## Start The input

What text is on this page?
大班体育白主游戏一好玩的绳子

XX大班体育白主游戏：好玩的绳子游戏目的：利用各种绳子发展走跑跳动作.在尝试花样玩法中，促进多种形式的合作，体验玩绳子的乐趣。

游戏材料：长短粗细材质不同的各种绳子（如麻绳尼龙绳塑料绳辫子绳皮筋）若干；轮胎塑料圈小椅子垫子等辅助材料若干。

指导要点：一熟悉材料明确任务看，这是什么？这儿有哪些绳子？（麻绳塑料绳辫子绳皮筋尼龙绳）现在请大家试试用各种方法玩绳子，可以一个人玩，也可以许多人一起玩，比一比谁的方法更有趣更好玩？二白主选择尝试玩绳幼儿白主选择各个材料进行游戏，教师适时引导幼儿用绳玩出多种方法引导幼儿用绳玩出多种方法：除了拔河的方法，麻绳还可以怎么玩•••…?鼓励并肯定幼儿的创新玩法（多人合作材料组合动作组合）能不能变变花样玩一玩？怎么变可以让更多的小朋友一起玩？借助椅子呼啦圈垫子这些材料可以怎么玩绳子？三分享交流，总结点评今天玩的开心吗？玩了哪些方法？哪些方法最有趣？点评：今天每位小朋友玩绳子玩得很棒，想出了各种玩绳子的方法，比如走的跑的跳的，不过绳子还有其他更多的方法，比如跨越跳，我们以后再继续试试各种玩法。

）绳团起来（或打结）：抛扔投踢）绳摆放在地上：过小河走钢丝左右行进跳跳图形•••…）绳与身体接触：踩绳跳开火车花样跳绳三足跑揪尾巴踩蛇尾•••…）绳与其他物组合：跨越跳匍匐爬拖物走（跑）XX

## End The input

▶ [Exercise details]
Write out the complete set of records exactly as given.

▶ [Written answer]
What text is on this page?
大班体育白主游戏一好玩的绳子

XX大班体育白主游戏：好玩的绳子游戏目的：利用各种绳子发展走跑跳动作.在尝试花样玩法中，促进多种形式的合作，体验玩绳子的乐趣。

游戏材料：长短粗细材质不同的各种绳子（如麻绳尼龙绳塑料绳辫子绳皮筋）若干；轮胎塑料圈小椅子垫子等辅助材料若干。

指导要点：一熟悉材料明确任务看，这是什么？这儿有哪些绳子？（麻绳塑料绳辫子绳皮筋尼龙绳）现在请大家试试用各种方法玩绳子，可以一个人玩，也可以许多人一起玩，比一比谁的方法更有趣更好玩？二白主选择尝试玩绳幼儿白主选择各个材料进行游戏，教师适时引导幼儿用绳玩出多种方法引导幼儿用绳玩出多种方法：除了拔河的方法，麻绳还可以怎么玩•••…?鼓励并肯定幼儿的创新玩法（多人合作材料组合动作组合）能不能变变花样玩一玩？怎么变可以让更多的小朋友一起玩？借助椅子呼啦圈垫子这些材料可以怎么玩绳子？三分享交流，总结点评今天玩的开心吗？玩了哪些方法？哪些方法最有趣？点评：今天每位小朋友玩绳子玩得很棒，想出了各种玩绳子的方法，比如走的跑的跳的，不过绳子还有其他更多的方法，比如跨越跳，我们以后再继续试试各种玩法。

）绳团起来（或打结）：抛扔投踢）绳摆放在地上：过小河走钢丝左右行进跳跳图形•••…）绳与身体接触：踩绳跳开火车花样跳绳三足跑揪尾巴踩蛇尾•••…）绳与其他物组合：跨越跳匍匐爬拖物走（跑）XX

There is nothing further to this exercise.